### What you will do
Transcribe each line of the records below exactly, excluding any embedded images.

(Stored items)
***

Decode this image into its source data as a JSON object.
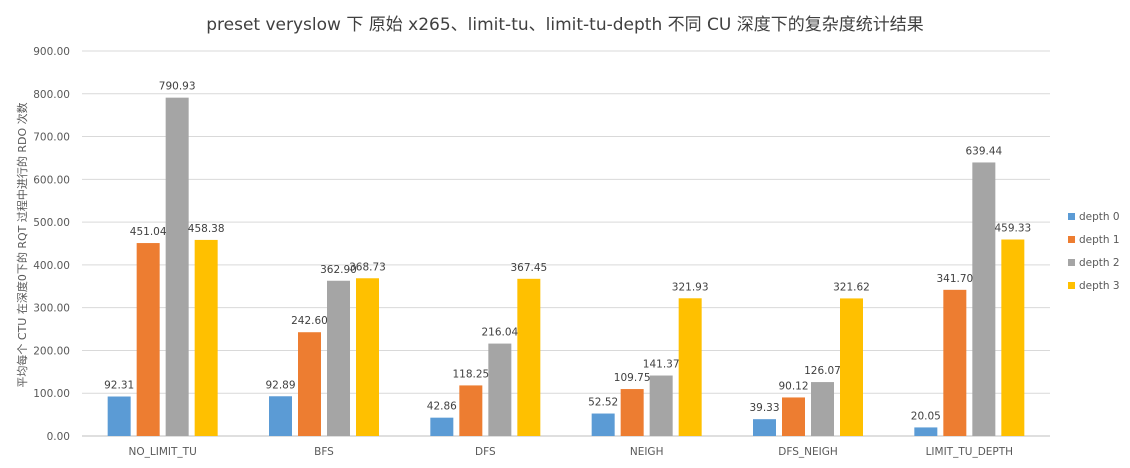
{
  "chart_data": {
    "type": "bar",
    "title": "preset veryslow 下 原始 x265、limit-tu、limit-tu-depth 不同 CU 深度下的复杂度统计结果",
    "ylabel": "平均每个 CTU 在深度0下的 RQT 过程中进行的 RDO 次数",
    "xlabel": "",
    "ylim": [
      0,
      900
    ],
    "yticks": [
      "0.00",
      "100.00",
      "200.00",
      "300.00",
      "400.00",
      "500.00",
      "600.00",
      "700.00",
      "800.00",
      "900.00"
    ],
    "grid": true,
    "legend_position": "right",
    "categories": [
      "NO_LIMIT_TU",
      "BFS",
      "DFS",
      "NEIGH",
      "DFS_NEIGH",
      "LIMIT_TU_DEPTH"
    ],
    "series": [
      {
        "name": "depth 0",
        "color": "#5B9BD5",
        "values": [
          92.31,
          92.89,
          42.86,
          52.52,
          39.33,
          20.05
        ]
      },
      {
        "name": "depth 1",
        "color": "#ED7D31",
        "values": [
          451.04,
          242.6,
          118.25,
          109.75,
          90.12,
          341.7
        ]
      },
      {
        "name": "depth 2",
        "color": "#A5A5A5",
        "values": [
          790.93,
          362.9,
          216.04,
          141.37,
          126.07,
          639.44
        ]
      },
      {
        "name": "depth 3",
        "color": "#FFC000",
        "values": [
          458.38,
          368.73,
          367.45,
          321.93,
          321.62,
          459.33
        ]
      }
    ]
  }
}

***

### Task answer
Decode this image into its source data as a JSON object.
{
  "chart_data": {
    "type": "bar",
    "title": "preset veryslow 下 原始 x265、limit-tu、limit-tu-depth 不同 CU 深度下的复杂度统计结果",
    "ylabel": "平均每个 CTU 在深度0下的 RQT 过程中进行的 RDO 次数",
    "xlabel": "",
    "ylim": [
      0,
      900
    ],
    "yticks": [
      "0.00",
      "100.00",
      "200.00",
      "300.00",
      "400.00",
      "500.00",
      "600.00",
      "700.00",
      "800.00",
      "900.00"
    ],
    "grid": true,
    "legend_position": "right",
    "categories": [
      "NO_LIMIT_TU",
      "BFS",
      "DFS",
      "NEIGH",
      "DFS_NEIGH",
      "LIMIT_TU_DEPTH"
    ],
    "series": [
      {
        "name": "depth 0",
        "color": "#5B9BD5",
        "values": [
          92.31,
          92.89,
          42.86,
          52.52,
          39.33,
          20.05
        ]
      },
      {
        "name": "depth 1",
        "color": "#ED7D31",
        "values": [
          451.04,
          242.6,
          118.25,
          109.75,
          90.12,
          341.7
        ]
      },
      {
        "name": "depth 2",
        "color": "#A5A5A5",
        "values": [
          790.93,
          362.9,
          216.04,
          141.37,
          126.07,
          639.44
        ]
      },
      {
        "name": "depth 3",
        "color": "#FFC000",
        "values": [
          458.38,
          368.73,
          367.45,
          321.93,
          321.62,
          459.33
        ]
      }
    ]
  }
}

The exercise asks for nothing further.